>> Start DATA EXTRACT
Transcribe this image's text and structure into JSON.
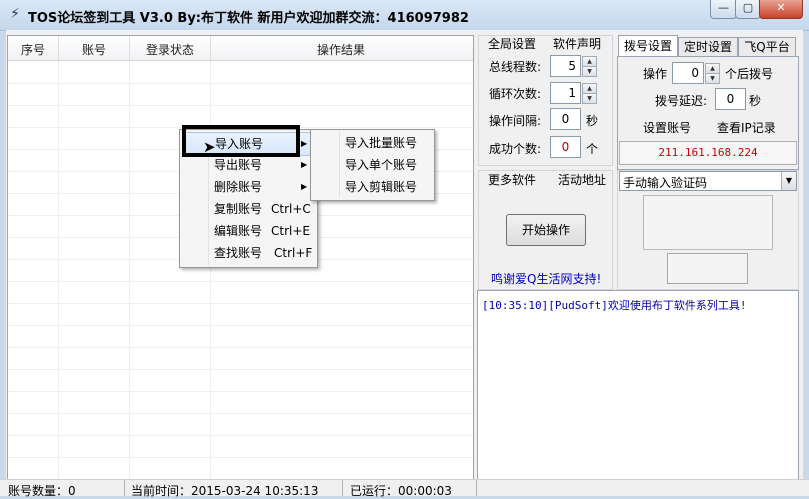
{
  "window": {
    "title": "TOS论坛签到工具 V3.0 By:布丁软件   新用户欢迎加群交流：416097982",
    "minimize_glyph": "—",
    "maximize_glyph": "▢",
    "close_glyph": "✕"
  },
  "list": {
    "columns": [
      "序号",
      "账号",
      "登录状态",
      "操作结果"
    ]
  },
  "global_settings": {
    "header_left": "全局设置",
    "header_right": "软件声明",
    "threads_label": "总线程数:",
    "threads_value": "5",
    "loops_label": "循环次数:",
    "loops_value": "1",
    "interval_label": "操作间隔:",
    "interval_value": "0",
    "interval_unit": "秒",
    "success_label": "成功个数:",
    "success_value": "0",
    "success_unit": "个",
    "more_software": "更多软件",
    "activity_url": "活动地址",
    "start_button": "开始操作",
    "thanks_link": "鸣谢爱Q生活网支持!"
  },
  "tabs": [
    "拨号设置",
    "定时设置",
    "飞Q平台"
  ],
  "dial_settings": {
    "after_label_prefix": "操作",
    "after_value": "0",
    "after_label_suffix": "个后拨号",
    "delay_label": "拨号延迟:",
    "delay_value": "0",
    "delay_unit": "秒",
    "set_account": "设置账号",
    "view_ip": "查看IP记录",
    "ip": "211.161.168.224"
  },
  "captcha": {
    "mode": "手动输入验证码"
  },
  "log": {
    "lines": [
      "[10:35:10][PudSoft]欢迎使用布丁软件系列工具!"
    ]
  },
  "status": {
    "count": "账号数量：0",
    "time": "当前时间：2015-03-24 10:35:13",
    "running": "已运行：00:00:03"
  },
  "context_menu": {
    "items": [
      {
        "label": "导入账号",
        "submenu": true
      },
      {
        "label": "导出账号",
        "submenu": true
      },
      {
        "label": "删除账号",
        "submenu": true
      },
      {
        "label": "复制账号",
        "shortcut": "Ctrl+C"
      },
      {
        "label": "编辑账号",
        "shortcut": "Ctrl+E"
      },
      {
        "label": "查找账号",
        "shortcut": "Ctrl+F"
      }
    ],
    "submenu": [
      "导入批量账号",
      "导入单个账号",
      "导入剪辑账号"
    ]
  },
  "colors": {
    "ip": "#cc0000",
    "success_value": "#cc0000",
    "thanks_link": "#0000cc",
    "log_text": "#0000aa"
  }
}
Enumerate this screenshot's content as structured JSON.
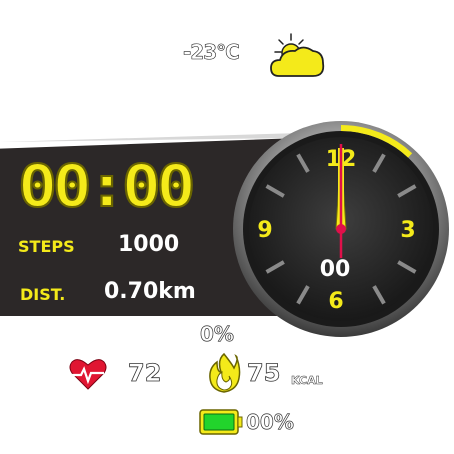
>> End DATA EXTRACT
- WHAT YOU HAVE TO DO
Looking at the listing above, count the lines that contain "shortcut" and give nothing but the number.

- ANSWER FOR THE TASK
3